> _SET TASK_:
Copy, in full, each line of the material that holds the word "jelennek".

□ □ □ □ □ □ □

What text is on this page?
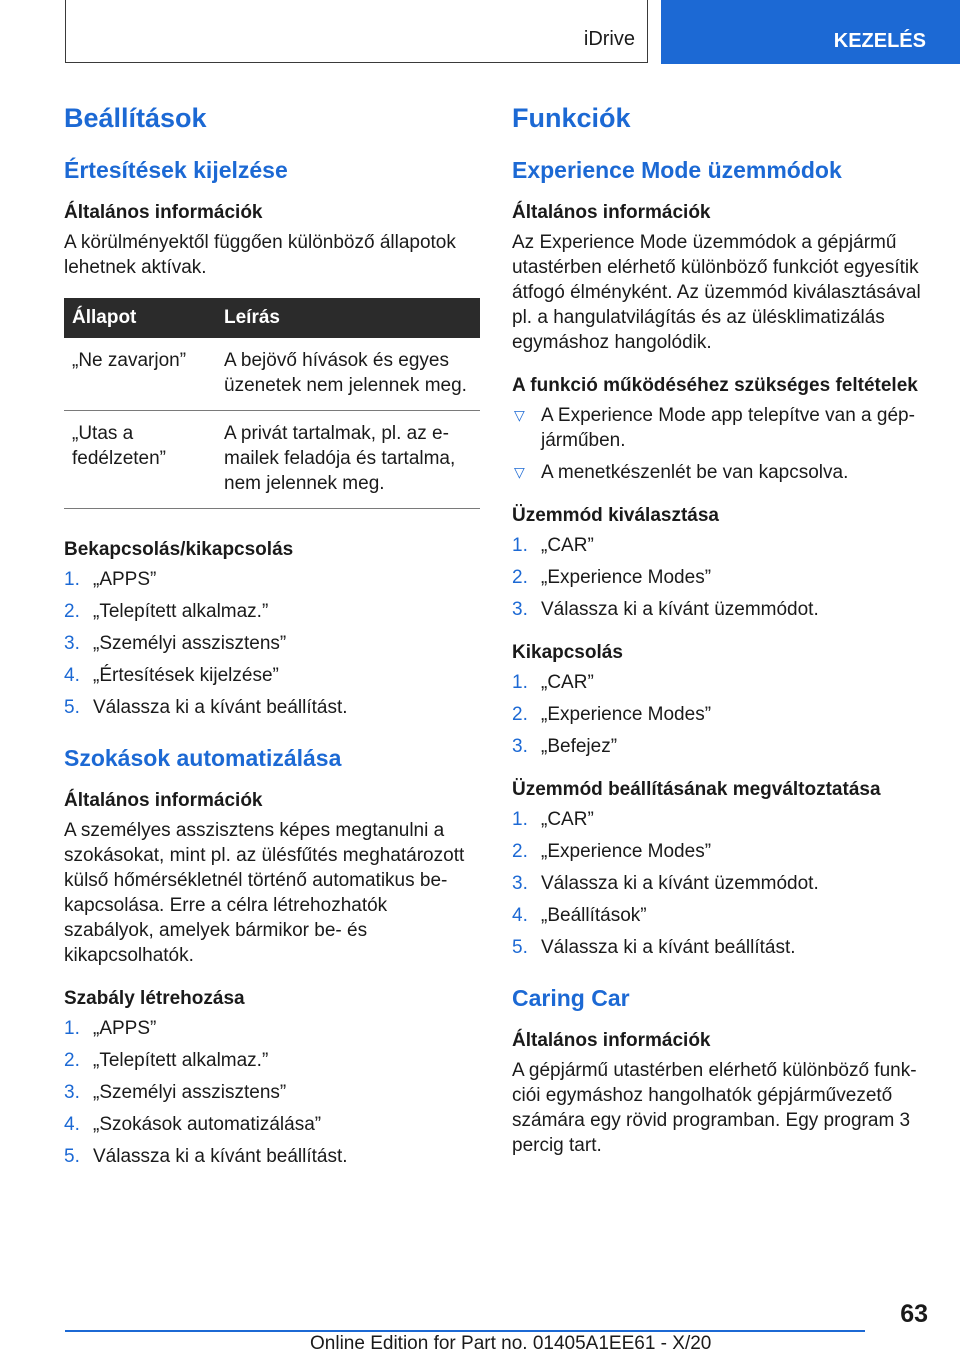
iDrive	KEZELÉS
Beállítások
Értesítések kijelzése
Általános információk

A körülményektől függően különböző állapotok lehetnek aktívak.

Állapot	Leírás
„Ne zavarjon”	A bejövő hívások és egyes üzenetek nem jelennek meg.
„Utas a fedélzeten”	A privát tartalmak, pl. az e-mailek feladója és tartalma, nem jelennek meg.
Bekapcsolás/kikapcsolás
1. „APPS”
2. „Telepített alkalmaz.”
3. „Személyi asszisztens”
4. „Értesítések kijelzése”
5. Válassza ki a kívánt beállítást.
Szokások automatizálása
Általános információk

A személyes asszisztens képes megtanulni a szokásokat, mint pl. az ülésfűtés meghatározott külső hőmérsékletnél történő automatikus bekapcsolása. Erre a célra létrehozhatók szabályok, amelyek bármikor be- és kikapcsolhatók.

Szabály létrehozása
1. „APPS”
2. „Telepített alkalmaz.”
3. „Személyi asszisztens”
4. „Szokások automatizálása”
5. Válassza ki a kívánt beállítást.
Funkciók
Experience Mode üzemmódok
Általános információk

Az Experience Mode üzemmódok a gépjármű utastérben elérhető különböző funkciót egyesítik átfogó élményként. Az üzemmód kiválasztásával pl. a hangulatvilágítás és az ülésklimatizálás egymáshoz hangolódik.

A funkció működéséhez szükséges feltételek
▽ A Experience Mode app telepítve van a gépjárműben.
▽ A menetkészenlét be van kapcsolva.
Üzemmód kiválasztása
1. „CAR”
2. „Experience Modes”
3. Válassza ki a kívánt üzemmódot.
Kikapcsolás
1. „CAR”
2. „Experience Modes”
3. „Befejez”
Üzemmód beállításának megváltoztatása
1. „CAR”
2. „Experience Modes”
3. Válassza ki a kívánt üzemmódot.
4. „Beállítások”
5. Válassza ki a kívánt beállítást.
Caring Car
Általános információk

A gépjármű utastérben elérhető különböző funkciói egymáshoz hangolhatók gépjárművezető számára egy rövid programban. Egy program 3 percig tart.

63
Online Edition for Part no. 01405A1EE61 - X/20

□ □ □ □ □ □ □

> _THE REPLY_:
„Ne zavarjon”	A bejövő hívások és egyes üzenetek nem jelennek meg.
„Utas a fedélzeten”	A privát tartalmak, pl. az e-mailek feladója és tartalma, nem jelennek meg.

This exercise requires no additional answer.